#### [Your goal]
From the entries below, copy every line holding the word "have".

──────── Provided data ────────

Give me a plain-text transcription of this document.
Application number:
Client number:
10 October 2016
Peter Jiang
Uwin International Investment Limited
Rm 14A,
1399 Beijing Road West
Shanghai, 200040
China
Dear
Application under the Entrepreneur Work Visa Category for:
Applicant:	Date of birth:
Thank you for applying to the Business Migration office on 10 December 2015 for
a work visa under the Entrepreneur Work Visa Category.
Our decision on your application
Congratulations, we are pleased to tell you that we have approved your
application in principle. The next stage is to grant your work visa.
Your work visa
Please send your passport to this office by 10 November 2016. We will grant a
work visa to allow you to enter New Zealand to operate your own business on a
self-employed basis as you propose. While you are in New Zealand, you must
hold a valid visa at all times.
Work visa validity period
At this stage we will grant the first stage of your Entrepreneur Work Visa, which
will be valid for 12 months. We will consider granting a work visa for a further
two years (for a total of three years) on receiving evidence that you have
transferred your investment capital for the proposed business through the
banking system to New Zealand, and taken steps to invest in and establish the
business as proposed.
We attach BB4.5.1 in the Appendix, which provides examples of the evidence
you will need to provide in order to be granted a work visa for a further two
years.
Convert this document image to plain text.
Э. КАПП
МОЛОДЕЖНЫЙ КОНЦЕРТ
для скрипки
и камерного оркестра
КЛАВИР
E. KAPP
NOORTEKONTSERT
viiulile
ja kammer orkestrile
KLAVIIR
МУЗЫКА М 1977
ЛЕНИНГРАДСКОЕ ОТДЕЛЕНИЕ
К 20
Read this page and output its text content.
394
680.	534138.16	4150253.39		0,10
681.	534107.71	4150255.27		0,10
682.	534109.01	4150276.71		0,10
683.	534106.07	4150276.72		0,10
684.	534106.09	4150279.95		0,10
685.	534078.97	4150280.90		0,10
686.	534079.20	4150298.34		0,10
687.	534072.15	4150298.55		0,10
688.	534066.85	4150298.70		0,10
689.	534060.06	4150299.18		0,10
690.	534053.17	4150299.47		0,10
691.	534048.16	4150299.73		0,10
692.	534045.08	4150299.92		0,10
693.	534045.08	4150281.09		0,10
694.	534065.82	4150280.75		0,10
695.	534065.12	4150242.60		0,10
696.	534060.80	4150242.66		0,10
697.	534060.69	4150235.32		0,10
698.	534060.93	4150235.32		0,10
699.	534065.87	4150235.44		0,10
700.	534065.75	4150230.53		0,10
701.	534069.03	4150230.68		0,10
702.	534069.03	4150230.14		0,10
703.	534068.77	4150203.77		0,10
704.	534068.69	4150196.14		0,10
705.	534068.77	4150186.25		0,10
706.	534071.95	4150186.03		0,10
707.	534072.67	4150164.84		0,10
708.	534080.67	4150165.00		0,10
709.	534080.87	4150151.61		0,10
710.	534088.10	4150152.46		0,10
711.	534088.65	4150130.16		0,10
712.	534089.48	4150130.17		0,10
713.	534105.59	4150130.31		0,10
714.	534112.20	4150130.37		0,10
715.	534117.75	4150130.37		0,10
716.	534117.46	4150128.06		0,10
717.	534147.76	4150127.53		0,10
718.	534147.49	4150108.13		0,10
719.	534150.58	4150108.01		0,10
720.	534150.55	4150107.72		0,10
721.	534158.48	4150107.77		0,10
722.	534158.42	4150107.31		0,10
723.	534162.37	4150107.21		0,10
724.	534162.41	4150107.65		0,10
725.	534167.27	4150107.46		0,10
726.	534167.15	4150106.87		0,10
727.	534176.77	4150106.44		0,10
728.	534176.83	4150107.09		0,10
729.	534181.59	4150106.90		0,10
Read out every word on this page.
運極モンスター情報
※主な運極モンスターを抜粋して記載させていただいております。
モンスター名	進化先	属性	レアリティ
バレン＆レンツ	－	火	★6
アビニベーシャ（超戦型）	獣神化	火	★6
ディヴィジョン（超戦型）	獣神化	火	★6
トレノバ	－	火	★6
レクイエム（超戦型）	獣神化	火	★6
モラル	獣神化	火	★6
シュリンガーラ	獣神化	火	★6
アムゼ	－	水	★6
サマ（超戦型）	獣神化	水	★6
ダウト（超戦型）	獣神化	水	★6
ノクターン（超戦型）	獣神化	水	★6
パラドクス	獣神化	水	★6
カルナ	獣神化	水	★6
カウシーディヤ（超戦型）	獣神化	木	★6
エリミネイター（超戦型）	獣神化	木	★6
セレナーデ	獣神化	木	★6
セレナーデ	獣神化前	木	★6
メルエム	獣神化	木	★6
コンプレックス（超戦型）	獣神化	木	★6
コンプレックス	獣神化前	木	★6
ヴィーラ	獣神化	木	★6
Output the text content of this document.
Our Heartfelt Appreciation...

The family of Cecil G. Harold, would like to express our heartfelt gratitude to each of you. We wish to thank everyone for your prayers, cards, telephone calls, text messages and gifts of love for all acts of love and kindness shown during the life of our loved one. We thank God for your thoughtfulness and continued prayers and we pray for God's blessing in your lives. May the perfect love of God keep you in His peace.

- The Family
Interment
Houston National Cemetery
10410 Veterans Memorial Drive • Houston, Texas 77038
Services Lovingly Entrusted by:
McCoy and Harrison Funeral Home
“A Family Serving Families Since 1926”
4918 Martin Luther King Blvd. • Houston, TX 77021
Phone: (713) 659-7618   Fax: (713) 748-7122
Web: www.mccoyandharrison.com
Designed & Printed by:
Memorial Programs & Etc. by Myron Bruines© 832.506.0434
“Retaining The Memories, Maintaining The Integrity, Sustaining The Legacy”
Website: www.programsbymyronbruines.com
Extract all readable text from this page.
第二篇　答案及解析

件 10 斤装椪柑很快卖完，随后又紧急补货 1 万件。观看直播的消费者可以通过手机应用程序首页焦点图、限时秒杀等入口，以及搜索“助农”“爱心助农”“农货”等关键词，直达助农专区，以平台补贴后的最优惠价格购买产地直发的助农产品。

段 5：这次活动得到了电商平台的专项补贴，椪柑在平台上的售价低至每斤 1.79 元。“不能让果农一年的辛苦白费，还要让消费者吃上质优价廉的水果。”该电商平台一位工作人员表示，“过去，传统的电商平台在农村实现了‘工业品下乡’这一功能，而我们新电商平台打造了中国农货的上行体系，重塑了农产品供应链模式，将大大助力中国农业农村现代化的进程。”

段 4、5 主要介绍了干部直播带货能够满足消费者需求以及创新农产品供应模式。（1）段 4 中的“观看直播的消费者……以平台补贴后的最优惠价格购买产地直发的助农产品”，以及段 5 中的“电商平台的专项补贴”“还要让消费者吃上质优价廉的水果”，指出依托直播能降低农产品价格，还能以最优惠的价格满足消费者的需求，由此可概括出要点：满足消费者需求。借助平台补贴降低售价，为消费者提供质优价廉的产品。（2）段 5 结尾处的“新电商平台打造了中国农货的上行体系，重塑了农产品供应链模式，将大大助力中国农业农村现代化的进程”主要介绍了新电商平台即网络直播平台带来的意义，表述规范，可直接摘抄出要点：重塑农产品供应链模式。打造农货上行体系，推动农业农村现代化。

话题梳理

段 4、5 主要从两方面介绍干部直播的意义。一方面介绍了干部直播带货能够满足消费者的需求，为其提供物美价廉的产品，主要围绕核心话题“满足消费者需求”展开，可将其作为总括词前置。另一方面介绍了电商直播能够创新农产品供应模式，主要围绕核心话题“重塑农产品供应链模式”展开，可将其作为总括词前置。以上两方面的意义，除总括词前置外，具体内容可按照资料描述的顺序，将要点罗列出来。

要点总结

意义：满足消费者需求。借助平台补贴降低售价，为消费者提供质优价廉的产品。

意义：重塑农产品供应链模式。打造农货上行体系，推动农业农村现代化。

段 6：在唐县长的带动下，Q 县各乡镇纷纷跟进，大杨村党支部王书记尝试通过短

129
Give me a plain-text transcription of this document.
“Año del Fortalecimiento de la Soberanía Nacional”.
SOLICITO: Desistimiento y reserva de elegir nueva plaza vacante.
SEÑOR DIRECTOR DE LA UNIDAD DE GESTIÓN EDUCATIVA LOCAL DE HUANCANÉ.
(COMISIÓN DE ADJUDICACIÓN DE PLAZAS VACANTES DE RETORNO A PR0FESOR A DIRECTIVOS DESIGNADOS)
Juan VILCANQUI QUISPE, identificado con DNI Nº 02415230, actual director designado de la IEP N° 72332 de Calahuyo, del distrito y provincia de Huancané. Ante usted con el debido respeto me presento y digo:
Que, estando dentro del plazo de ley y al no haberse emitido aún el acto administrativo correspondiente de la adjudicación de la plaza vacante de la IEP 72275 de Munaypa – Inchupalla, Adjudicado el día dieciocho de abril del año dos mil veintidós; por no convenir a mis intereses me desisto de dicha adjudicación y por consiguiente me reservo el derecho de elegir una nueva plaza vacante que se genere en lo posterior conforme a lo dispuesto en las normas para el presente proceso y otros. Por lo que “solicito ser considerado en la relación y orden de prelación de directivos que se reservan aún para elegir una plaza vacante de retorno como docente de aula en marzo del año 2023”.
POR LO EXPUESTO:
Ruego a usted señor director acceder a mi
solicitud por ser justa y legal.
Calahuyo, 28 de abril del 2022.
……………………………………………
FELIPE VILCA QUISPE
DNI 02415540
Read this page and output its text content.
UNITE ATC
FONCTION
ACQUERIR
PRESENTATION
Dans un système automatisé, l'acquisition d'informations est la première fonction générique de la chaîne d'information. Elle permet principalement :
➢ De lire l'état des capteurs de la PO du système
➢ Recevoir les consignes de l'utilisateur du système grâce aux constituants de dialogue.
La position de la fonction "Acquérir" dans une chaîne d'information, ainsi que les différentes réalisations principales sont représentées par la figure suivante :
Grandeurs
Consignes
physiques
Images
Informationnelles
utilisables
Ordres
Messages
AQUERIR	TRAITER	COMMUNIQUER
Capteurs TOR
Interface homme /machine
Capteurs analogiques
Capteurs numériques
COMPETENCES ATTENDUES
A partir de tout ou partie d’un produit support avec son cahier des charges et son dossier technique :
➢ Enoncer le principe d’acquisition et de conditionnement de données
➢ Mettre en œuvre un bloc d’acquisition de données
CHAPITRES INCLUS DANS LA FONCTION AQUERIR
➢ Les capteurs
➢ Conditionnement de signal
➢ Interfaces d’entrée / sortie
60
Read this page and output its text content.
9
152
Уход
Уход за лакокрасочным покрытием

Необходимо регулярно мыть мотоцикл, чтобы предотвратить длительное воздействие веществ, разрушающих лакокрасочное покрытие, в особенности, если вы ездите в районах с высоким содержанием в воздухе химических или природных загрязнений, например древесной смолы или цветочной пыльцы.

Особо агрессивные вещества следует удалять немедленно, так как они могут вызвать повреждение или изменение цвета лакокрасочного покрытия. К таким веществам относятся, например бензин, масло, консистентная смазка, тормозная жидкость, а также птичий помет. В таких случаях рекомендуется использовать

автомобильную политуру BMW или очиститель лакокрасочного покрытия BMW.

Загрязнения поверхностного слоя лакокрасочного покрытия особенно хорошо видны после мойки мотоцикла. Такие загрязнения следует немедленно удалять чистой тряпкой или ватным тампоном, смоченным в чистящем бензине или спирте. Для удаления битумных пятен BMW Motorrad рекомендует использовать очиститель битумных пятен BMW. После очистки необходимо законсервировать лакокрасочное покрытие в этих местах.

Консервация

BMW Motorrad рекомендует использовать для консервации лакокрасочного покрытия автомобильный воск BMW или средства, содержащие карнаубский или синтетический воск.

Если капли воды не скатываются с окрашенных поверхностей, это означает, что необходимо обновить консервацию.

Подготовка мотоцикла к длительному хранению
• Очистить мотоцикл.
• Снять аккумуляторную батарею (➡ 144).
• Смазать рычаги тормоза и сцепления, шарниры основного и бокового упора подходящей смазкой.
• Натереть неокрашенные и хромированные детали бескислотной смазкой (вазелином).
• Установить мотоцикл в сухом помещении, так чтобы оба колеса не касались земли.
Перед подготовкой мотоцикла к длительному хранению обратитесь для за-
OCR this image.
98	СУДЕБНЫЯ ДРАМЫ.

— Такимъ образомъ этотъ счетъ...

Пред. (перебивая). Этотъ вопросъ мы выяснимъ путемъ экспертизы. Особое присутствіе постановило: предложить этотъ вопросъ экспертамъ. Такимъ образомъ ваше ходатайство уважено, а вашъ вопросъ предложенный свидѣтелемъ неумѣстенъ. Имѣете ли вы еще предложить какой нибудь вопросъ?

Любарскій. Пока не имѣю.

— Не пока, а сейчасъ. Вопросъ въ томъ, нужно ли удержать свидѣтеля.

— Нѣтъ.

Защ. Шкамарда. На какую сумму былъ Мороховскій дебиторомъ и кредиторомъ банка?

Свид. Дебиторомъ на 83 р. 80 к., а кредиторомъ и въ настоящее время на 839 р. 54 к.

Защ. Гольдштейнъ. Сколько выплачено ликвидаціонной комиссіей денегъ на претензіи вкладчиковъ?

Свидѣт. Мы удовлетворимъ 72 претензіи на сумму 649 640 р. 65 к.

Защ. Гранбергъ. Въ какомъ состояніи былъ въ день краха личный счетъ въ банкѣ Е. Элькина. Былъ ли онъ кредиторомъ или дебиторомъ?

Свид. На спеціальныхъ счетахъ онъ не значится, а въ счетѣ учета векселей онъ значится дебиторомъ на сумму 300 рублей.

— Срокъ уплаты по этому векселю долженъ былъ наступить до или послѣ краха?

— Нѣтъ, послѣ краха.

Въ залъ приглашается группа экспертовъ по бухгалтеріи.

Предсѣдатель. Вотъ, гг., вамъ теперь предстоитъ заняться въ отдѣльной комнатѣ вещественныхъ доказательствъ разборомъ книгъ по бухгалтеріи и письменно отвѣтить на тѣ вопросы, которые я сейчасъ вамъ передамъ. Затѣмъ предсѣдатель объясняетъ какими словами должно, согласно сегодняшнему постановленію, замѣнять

────────

#### [Full response]
Congratulations, we are pleased to tell you that we have approved your
two years (for a total of three years) on receiving evidence that you have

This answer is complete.